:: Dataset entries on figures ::
*****

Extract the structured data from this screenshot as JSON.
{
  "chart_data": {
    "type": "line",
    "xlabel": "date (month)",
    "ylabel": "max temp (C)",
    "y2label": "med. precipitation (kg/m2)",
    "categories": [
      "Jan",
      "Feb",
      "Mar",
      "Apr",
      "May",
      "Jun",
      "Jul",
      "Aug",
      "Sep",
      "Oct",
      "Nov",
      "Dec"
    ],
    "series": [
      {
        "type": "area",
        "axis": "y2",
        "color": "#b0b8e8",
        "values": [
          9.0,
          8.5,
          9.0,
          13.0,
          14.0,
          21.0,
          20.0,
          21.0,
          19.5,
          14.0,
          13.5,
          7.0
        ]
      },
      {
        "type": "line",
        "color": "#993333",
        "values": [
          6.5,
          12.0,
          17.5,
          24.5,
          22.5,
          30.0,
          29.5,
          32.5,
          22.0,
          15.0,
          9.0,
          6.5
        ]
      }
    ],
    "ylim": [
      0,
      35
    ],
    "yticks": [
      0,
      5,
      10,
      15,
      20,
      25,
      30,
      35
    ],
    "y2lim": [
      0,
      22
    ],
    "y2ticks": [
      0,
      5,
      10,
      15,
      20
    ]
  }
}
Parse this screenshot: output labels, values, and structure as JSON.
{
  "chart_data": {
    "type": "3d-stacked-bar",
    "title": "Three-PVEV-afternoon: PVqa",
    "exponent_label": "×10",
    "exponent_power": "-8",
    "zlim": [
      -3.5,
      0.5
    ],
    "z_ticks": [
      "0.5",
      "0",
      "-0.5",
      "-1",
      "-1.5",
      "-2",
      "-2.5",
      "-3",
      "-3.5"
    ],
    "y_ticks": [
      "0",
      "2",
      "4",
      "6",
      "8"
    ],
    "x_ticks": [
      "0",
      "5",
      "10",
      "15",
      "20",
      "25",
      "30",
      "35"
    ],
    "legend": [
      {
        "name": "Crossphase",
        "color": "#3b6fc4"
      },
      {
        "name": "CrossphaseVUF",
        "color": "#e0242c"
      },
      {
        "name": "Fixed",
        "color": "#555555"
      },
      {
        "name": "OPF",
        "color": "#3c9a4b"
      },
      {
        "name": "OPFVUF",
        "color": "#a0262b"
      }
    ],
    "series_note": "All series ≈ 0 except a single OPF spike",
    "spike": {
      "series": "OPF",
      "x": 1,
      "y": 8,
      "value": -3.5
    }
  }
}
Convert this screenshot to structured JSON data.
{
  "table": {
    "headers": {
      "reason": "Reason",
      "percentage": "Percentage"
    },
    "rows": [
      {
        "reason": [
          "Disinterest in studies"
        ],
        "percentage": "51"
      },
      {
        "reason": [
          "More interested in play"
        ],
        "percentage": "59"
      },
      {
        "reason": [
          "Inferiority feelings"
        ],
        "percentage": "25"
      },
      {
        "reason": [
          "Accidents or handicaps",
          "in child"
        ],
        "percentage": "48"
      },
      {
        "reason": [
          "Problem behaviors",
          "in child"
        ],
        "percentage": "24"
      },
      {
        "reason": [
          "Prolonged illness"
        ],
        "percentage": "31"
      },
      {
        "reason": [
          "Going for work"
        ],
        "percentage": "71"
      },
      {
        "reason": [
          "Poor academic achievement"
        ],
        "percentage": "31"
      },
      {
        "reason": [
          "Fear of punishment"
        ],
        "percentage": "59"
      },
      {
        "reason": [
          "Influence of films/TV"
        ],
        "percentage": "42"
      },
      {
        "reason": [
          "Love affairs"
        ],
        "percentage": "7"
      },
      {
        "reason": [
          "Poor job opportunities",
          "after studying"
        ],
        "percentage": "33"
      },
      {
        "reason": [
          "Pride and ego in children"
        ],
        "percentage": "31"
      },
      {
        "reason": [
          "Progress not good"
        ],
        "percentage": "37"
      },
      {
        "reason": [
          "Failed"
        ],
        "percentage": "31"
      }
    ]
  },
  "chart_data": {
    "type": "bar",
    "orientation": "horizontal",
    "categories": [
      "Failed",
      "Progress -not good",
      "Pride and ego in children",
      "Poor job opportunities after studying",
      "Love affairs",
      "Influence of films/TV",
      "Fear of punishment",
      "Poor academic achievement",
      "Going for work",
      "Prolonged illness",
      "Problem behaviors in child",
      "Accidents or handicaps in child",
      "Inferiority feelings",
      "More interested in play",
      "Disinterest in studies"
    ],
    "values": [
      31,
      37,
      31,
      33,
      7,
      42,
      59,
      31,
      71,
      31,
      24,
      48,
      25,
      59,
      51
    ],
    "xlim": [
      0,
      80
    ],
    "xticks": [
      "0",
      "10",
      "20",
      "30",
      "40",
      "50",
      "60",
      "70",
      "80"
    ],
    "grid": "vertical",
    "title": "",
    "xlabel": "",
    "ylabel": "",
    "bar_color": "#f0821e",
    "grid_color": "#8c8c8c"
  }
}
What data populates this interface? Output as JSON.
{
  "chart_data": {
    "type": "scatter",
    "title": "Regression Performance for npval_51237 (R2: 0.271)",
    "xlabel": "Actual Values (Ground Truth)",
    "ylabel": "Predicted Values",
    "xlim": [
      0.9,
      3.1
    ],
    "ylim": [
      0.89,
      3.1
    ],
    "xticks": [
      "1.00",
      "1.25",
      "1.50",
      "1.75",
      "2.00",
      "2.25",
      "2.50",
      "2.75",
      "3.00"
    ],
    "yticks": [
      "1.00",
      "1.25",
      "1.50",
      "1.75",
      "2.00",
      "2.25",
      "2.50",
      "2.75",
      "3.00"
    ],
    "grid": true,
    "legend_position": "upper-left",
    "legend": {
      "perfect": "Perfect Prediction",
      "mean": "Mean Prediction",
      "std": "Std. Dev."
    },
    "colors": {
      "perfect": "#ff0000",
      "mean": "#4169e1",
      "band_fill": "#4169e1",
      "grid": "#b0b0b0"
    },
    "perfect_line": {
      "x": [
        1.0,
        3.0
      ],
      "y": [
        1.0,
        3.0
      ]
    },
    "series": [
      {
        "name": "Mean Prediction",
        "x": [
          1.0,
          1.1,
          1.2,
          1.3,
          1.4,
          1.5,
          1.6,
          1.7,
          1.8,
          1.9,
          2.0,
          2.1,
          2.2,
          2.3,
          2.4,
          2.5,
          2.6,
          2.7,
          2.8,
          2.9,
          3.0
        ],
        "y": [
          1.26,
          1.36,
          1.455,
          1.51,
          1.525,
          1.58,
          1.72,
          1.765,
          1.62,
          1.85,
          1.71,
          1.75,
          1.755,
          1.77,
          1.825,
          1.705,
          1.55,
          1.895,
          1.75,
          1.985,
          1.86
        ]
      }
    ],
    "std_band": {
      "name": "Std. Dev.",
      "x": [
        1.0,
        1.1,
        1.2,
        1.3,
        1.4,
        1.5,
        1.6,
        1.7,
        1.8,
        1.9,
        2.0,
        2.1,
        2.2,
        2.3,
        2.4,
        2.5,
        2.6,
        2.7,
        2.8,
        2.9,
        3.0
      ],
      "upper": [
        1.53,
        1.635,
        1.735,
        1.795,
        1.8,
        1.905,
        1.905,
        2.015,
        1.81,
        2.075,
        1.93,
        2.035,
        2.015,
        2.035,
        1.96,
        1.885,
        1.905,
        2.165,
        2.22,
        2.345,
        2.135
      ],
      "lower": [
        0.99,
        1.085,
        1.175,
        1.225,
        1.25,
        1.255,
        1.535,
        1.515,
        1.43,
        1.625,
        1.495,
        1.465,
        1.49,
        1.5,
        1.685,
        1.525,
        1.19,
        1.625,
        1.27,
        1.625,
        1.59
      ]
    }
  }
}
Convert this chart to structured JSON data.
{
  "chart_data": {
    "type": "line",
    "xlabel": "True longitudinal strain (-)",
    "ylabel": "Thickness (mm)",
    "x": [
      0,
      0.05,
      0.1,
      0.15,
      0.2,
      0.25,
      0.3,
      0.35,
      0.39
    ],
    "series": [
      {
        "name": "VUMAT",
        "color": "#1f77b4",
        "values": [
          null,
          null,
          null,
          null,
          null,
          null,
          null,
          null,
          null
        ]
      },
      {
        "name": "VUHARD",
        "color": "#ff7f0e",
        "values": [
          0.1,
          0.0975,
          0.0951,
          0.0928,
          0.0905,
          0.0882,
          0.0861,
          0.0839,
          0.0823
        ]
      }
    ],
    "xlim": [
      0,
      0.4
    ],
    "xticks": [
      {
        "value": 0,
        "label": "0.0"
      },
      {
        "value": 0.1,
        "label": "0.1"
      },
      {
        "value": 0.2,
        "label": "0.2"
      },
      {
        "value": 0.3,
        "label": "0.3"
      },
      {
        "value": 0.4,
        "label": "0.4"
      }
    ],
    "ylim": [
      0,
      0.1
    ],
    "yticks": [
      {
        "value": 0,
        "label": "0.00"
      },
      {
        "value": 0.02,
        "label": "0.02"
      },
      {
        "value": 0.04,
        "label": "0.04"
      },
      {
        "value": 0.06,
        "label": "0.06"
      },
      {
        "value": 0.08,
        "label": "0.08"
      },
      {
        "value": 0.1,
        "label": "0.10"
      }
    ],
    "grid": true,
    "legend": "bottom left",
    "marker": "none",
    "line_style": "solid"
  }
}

*****

In the records above, how many lines contain the word "Influence"? Give the number alone.

2